* Start *

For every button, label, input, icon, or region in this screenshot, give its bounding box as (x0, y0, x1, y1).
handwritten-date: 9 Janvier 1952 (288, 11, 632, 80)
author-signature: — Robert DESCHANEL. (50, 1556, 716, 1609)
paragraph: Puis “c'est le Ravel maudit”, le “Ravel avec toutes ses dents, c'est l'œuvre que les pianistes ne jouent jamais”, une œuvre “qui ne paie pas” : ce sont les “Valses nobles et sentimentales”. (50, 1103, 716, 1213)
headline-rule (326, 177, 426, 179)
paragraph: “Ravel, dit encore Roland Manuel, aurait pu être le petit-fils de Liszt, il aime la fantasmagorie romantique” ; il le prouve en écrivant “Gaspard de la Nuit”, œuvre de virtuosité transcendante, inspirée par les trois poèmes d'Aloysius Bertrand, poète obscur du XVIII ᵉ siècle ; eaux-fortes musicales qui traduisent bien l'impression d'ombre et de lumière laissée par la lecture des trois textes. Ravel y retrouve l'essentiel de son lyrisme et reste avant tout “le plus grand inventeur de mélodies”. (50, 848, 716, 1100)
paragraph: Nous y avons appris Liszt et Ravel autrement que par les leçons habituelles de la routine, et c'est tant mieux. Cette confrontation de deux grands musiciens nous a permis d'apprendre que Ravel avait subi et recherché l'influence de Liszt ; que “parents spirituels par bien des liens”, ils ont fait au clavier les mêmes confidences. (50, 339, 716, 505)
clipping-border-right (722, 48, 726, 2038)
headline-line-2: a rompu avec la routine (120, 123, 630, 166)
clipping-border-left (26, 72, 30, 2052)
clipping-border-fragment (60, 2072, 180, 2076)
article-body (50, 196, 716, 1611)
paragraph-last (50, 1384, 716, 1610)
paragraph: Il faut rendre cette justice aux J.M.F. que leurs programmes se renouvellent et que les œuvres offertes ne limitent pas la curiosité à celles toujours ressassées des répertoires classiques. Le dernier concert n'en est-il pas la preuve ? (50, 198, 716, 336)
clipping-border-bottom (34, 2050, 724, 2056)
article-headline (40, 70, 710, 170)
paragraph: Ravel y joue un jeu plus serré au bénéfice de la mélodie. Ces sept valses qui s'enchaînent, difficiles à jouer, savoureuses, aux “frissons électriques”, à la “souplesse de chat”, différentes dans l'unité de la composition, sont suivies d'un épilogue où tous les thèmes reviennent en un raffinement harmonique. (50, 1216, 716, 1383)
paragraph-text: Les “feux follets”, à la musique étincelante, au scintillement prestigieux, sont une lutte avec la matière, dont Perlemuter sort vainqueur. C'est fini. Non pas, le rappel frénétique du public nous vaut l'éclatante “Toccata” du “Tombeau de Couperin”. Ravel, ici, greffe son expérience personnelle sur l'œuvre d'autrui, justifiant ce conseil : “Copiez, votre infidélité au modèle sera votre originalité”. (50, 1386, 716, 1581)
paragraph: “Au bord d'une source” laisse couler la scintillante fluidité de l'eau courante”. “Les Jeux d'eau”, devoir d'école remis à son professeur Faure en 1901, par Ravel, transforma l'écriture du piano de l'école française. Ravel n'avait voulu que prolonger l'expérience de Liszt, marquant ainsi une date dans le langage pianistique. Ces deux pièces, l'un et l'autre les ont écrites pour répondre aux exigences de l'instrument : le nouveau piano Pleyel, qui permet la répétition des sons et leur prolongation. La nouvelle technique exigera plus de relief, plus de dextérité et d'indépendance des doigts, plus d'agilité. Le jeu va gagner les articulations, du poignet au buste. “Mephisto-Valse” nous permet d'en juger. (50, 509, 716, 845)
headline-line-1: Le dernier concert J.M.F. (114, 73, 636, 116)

* End *

* Short problem *
Tally the lines of the records that contain the string "dernier", treating uppercase and lowercase as distinct, and give only the number.

* Answer below *
2